→ PROVIDED MATERIAL

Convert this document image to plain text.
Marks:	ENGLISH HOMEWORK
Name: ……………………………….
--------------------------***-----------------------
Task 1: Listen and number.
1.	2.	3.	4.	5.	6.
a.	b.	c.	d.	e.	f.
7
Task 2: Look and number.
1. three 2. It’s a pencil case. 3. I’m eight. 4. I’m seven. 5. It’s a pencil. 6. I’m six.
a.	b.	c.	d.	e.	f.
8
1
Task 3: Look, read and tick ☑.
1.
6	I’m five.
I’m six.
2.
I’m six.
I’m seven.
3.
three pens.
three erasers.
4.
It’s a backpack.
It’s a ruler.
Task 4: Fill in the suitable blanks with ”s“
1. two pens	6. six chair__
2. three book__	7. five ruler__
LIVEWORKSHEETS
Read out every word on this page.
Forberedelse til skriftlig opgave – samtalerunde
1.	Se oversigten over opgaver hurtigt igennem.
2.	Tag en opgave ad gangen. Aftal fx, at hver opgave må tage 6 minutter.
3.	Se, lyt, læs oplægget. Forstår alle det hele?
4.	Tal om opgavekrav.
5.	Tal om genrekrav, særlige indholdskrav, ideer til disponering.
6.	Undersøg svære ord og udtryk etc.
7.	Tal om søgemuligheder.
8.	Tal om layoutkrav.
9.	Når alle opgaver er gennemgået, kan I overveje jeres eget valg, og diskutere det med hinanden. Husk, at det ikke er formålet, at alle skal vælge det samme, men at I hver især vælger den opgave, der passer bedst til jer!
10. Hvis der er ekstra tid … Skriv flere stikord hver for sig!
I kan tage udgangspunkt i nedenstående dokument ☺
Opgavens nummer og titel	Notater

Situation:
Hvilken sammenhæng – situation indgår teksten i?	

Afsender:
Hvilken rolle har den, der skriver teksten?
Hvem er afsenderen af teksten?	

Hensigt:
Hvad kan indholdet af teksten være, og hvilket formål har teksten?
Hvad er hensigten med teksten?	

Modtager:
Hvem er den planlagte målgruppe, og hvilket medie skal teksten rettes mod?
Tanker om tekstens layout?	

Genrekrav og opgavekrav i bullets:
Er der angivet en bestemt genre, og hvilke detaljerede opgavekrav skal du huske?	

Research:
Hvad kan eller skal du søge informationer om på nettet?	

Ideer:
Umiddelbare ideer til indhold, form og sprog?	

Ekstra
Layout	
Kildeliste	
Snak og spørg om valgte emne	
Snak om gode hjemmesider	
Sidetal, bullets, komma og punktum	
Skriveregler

→ WHAT THE TASK ASKS
Retype the entries one by one, exactly.

→ SOLVED PROBLEM
Convert this document image to plain text.
Marks:	ENGLISH HOMEWORK
Name: ……………………………….
--------------------------***-----------------------
Task 1: Listen and number.
1.	2.	3.	4.	5.	6.
a.	b.	c.	d.	e.	f.
7
Task 2: Look and number.
1. three 2. It’s a pencil case. 3. I’m eight. 4. I’m seven. 5. It’s a pencil. 6. I’m six.
a.	b.	c.	d.	e.	f.
8
1
Task 3: Look, read and tick ☑.
1.
6	I’m five.
I’m six.
2.
I’m six.
I’m seven.
3.
three pens.
three erasers.
4.
It’s a backpack.
It’s a ruler.
Task 4: Fill in the suitable blanks with ”s“
1. two pens	6. six chair__
2. three book__	7. five ruler__
LIVEWORKSHEETS
Read out every word on this page.
Forberedelse til skriftlig opgave – samtalerunde
1.	Se oversigten over opgaver hurtigt igennem.
2.	Tag en opgave ad gangen. Aftal fx, at hver opgave må tage 6 minutter.
3.	Se, lyt, læs oplægget. Forstår alle det hele?
4.	Tal om opgavekrav.
5.	Tal om genrekrav, særlige indholdskrav, ideer til disponering.
6.	Undersøg svære ord og udtryk etc.
7.	Tal om søgemuligheder.
8.	Tal om layoutkrav.
9.	Når alle opgaver er gennemgået, kan I overveje jeres eget valg, og diskutere det med hinanden. Husk, at det ikke er formålet, at alle skal vælge det samme, men at I hver især vælger den opgave, der passer bedst til jer!
10. Hvis der er ekstra tid … Skriv flere stikord hver for sig!
I kan tage udgangspunkt i nedenstående dokument ☺
Opgavens nummer og titel	Notater

Situation:
Hvilken sammenhæng – situation indgår teksten i?	

Afsender:
Hvilken rolle har den, der skriver teksten?
Hvem er afsenderen af teksten?	

Hensigt:
Hvad kan indholdet af teksten være, og hvilket formål har teksten?
Hvad er hensigten med teksten?	

Modtager:
Hvem er den planlagte målgruppe, og hvilket medie skal teksten rettes mod?
Tanker om tekstens layout?	

Genrekrav og opgavekrav i bullets:
Er der angivet en bestemt genre, og hvilke detaljerede opgavekrav skal du huske?	

Research:
Hvad kan eller skal du søge informationer om på nettet?	

Ideer:
Umiddelbare ideer til indhold, form og sprog?	

Ekstra
Layout	
Kildeliste	
Snak og spørg om valgte emne	
Snak om gode hjemmesider	
Sidetal, bullets, komma og punktum	
Skriveregler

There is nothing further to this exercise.